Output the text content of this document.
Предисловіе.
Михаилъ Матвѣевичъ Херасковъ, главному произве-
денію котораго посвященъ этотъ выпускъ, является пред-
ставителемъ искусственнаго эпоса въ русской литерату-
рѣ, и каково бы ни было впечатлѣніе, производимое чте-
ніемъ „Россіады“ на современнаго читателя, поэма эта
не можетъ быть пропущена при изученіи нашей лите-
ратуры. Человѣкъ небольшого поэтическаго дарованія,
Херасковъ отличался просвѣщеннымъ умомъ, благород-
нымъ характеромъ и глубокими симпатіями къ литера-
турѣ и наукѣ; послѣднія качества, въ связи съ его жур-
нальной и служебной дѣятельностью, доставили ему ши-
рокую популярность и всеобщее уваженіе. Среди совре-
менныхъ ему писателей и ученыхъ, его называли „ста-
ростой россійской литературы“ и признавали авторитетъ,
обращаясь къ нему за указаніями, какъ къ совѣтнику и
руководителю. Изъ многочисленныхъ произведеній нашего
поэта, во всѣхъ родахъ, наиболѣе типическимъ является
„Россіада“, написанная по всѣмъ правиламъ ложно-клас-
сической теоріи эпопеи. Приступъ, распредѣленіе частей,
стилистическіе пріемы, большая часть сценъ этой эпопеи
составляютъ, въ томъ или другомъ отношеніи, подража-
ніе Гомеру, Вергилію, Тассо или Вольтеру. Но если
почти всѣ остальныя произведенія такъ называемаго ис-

==========

Pick out every line with the string "эпопеи" and copy it.

Finished answer |
сической теоріи эпопеи. Приступъ, распредѣленіе частей,
стилистическіе пріемы, большая часть сценъ этой эпопеи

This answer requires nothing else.